═══ MATERIAL FOR THIS EXERCISE ═══
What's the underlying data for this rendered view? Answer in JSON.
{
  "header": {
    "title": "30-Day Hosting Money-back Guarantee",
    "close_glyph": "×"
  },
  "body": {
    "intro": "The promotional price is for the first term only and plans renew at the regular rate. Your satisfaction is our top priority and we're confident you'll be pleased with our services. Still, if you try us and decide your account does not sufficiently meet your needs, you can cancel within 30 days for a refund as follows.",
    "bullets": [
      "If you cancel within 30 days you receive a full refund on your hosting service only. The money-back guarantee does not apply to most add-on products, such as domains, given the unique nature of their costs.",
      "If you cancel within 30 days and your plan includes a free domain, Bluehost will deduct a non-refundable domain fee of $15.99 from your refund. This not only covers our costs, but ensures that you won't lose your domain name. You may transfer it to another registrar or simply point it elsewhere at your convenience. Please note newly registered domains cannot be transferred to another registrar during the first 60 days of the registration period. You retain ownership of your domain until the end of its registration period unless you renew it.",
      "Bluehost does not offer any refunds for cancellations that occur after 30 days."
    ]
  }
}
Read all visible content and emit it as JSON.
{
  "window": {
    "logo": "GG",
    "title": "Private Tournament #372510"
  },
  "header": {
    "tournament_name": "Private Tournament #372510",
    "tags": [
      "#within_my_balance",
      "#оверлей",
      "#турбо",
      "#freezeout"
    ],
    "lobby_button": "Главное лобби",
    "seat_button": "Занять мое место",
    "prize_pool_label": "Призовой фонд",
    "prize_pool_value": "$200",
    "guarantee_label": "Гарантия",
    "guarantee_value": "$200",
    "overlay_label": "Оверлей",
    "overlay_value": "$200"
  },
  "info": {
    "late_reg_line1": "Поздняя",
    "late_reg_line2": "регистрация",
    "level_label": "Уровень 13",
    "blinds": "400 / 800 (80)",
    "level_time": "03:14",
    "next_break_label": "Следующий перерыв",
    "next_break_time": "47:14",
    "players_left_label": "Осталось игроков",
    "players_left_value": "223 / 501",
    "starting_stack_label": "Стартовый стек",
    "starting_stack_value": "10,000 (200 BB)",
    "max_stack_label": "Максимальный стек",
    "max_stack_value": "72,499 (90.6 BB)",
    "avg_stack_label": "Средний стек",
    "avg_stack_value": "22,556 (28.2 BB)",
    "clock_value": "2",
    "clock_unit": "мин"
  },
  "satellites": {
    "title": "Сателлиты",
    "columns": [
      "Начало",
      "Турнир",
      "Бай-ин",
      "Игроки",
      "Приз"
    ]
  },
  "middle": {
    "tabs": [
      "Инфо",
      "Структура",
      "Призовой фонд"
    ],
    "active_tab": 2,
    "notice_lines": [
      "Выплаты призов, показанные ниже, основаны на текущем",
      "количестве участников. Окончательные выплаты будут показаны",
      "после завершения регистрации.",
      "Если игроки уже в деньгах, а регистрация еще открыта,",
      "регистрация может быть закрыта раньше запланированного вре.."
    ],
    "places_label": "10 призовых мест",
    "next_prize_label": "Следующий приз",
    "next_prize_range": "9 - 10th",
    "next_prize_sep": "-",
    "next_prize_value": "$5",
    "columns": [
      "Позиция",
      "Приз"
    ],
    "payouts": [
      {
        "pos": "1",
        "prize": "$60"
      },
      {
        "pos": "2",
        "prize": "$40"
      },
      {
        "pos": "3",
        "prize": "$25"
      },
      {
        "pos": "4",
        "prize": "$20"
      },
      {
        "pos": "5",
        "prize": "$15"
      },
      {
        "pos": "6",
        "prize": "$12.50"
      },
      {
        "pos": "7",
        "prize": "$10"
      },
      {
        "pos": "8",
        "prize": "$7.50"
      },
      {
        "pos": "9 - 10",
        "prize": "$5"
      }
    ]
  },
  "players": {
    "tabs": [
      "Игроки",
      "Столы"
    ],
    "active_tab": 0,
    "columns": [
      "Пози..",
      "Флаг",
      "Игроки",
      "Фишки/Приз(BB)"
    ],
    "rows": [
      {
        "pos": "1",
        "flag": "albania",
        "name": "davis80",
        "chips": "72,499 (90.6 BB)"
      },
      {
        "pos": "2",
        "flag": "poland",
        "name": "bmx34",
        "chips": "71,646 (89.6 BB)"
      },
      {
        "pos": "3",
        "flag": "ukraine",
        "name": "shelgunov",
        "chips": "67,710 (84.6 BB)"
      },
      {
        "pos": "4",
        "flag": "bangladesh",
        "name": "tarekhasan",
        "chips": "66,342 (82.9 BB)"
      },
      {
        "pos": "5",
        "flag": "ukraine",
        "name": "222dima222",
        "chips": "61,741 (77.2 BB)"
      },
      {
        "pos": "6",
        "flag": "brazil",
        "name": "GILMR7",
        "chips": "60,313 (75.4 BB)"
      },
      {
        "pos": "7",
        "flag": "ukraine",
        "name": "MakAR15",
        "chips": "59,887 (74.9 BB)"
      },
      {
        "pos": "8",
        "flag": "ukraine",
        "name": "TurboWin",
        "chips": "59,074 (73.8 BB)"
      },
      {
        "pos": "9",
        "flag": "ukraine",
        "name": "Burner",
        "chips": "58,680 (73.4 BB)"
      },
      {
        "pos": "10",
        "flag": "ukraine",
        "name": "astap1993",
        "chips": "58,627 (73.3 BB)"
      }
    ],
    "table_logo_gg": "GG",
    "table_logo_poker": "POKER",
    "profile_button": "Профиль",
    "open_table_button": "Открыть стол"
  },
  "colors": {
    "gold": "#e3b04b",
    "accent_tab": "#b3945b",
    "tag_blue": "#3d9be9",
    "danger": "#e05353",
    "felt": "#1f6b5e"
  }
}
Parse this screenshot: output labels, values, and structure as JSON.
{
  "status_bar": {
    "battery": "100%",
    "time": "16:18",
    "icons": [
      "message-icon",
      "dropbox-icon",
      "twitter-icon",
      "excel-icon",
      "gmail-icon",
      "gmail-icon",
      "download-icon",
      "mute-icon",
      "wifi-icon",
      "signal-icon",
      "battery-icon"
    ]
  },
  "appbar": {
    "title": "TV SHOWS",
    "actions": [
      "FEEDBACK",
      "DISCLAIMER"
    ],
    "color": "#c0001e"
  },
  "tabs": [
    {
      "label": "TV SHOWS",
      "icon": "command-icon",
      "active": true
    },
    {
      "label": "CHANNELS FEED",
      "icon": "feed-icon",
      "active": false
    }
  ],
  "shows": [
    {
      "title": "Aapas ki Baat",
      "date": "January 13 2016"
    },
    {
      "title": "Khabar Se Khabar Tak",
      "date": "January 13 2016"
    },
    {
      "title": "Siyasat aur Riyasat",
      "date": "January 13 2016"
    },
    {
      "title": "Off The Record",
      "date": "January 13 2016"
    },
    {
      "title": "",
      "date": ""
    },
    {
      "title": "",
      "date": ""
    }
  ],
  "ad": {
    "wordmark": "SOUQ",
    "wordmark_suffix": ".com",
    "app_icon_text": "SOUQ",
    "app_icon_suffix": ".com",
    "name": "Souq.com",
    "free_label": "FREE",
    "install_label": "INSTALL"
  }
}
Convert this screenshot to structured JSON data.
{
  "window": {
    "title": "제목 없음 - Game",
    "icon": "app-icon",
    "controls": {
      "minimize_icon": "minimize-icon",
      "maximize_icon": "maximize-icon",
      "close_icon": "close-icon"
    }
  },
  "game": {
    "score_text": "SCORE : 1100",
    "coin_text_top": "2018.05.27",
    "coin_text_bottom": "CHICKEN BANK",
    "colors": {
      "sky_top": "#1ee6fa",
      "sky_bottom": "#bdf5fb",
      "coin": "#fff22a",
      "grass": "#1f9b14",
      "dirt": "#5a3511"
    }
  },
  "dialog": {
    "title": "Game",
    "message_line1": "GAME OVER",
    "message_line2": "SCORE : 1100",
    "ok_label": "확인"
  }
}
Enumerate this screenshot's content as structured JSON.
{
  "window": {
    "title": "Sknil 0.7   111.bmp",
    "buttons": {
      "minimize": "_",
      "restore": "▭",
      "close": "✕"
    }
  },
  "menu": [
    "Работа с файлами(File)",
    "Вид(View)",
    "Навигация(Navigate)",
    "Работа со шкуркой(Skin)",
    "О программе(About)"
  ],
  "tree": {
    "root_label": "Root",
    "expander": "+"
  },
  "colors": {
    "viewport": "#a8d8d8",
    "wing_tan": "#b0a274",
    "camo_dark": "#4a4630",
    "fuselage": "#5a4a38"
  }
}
═══
WHAT YOU HAVE TO DO — Report all lines of the data that include the word "Private".

OUTPUT FOR THIS TASK —
    "title": "Private Tournament #372510"
    "tournament_name": "Private Tournament #372510",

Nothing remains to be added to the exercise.